__THE EXERCISE__: Filter the data for lines with the word "आवरण", then copy every line so identified.

— begin DATASET EXCERPTS —

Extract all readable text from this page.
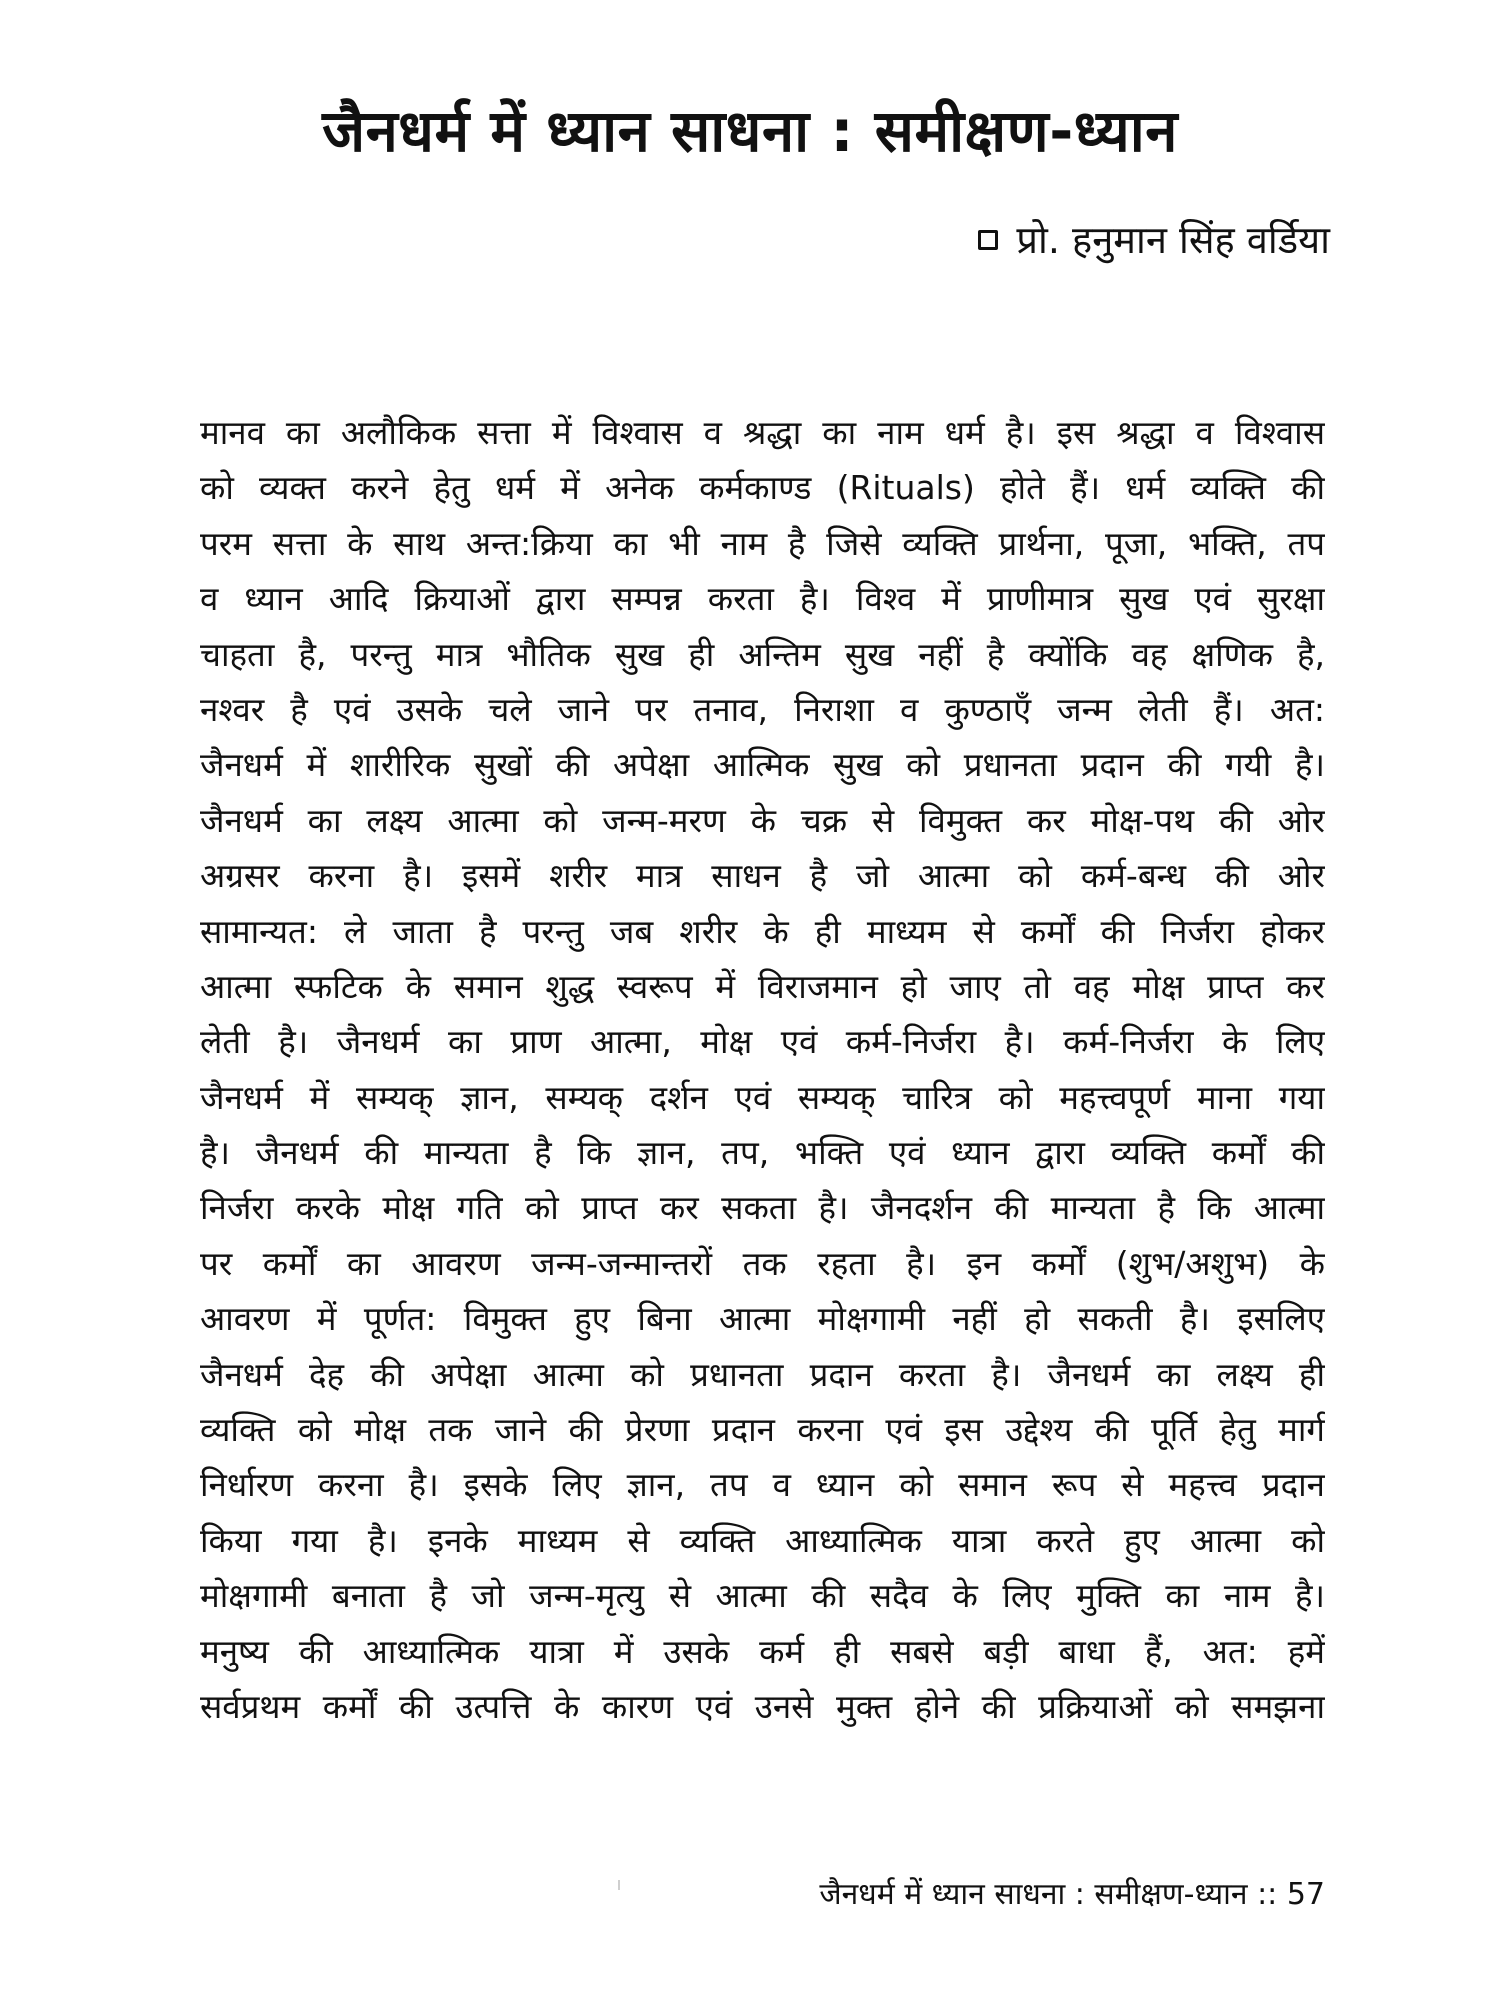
जैनधर्म में ध्यान साधना : समीक्षण-ध्यान
प्रो. हनुमान सिंह वर्डिया
मानव का अलौकिक सत्ता में विश्वास व श्रद्धा का नाम धर्म है। इस श्रद्धा व विश्वास
को व्यक्त करने हेतु धर्म में अनेक कर्मकाण्ड (Rituals) होते हैं। धर्म व्यक्ति की
परम सत्ता के साथ अन्त:क्रिया का भी नाम है जिसे व्यक्ति प्रार्थना, पूजा, भक्ति, तप
व ध्यान आदि क्रियाओं द्वारा सम्पन्न करता है। विश्व में प्राणीमात्र सुख एवं सुरक्षा
चाहता है, परन्तु मात्र भौतिक सुख ही अन्तिम सुख नहीं है क्योंकि वह क्षणिक है,
नश्वर है एवं उसके चले जाने पर तनाव, निराशा व कुण्ठाएँ जन्म लेती हैं। अत:
जैनधर्म में शारीरिक सुखों की अपेक्षा आत्मिक सुख को प्रधानता प्रदान की गयी है।
जैनधर्म का लक्ष्य आत्मा को जन्म-मरण के चक्र से विमुक्त कर मोक्ष-पथ की ओर
अग्रसर करना है। इसमें शरीर मात्र साधन है जो आत्मा को कर्म-बन्ध की ओर
सामान्यत: ले जाता है परन्तु जब शरीर के ही माध्यम से कर्मों की निर्जरा होकर
आत्मा स्फटिक के समान शुद्ध स्वरूप में विराजमान हो जाए तो वह मोक्ष प्राप्त कर
लेती है। जैनधर्म का प्राण आत्मा, मोक्ष एवं कर्म-निर्जरा है। कर्म-निर्जरा के लिए
जैनधर्म में सम्यक् ज्ञान, सम्यक् दर्शन एवं सम्यक् चारित्र को महत्त्वपूर्ण माना गया
है। जैनधर्म की मान्यता है कि ज्ञान, तप, भक्ति एवं ध्यान द्वारा व्यक्ति कर्मों की
निर्जरा करके मोक्ष गति को प्राप्त कर सकता है। जैनदर्शन की मान्यता है कि आत्मा
पर कर्मों का आवरण जन्म-जन्मान्तरों तक रहता है। इन कर्मों (शुभ/अशुभ) के
आवरण में पूर्णत: विमुक्त हुए बिना आत्मा मोक्षगामी नहीं हो सकती है। इसलिए
जैनधर्म देह की अपेक्षा आत्मा को प्रधानता प्रदान करता है। जैनधर्म का लक्ष्य ही
व्यक्ति को मोक्ष तक जाने की प्रेरणा प्रदान करना एवं इस उद्देश्य की पूर्ति हेतु मार्ग
निर्धारण करना है। इसके लिए ज्ञान, तप व ध्यान को समान रूप से महत्त्व प्रदान
किया गया है। इनके माध्यम से व्यक्ति आध्यात्मिक यात्रा करते हुए आत्मा को
मोक्षगामी बनाता है जो जन्म-मृत्यु से आत्मा की सदैव के लिए मुक्ति का नाम है।
मनुष्य की आध्यात्मिक यात्रा में उसके कर्म ही सबसे बड़ी बाधा हैं, अत: हमें
सर्वप्रथम कर्मों की उत्पत्ति के कारण एवं उनसे मुक्त होने की प्रक्रियाओं को समझना
जैनधर्म में ध्यान साधना : समीक्षण-ध्यान :: 57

— end DATASET EXCERPTS —

__SOLUTION TO THIS TASK__:
पर कर्मों का आवरण जन्म-जन्मान्तरों तक रहता है। इन कर्मों (शुभ/अशुभ) के
आवरण में पूर्णत: विमुक्त हुए बिना आत्मा मोक्षगामी नहीं हो सकती है। इसलिए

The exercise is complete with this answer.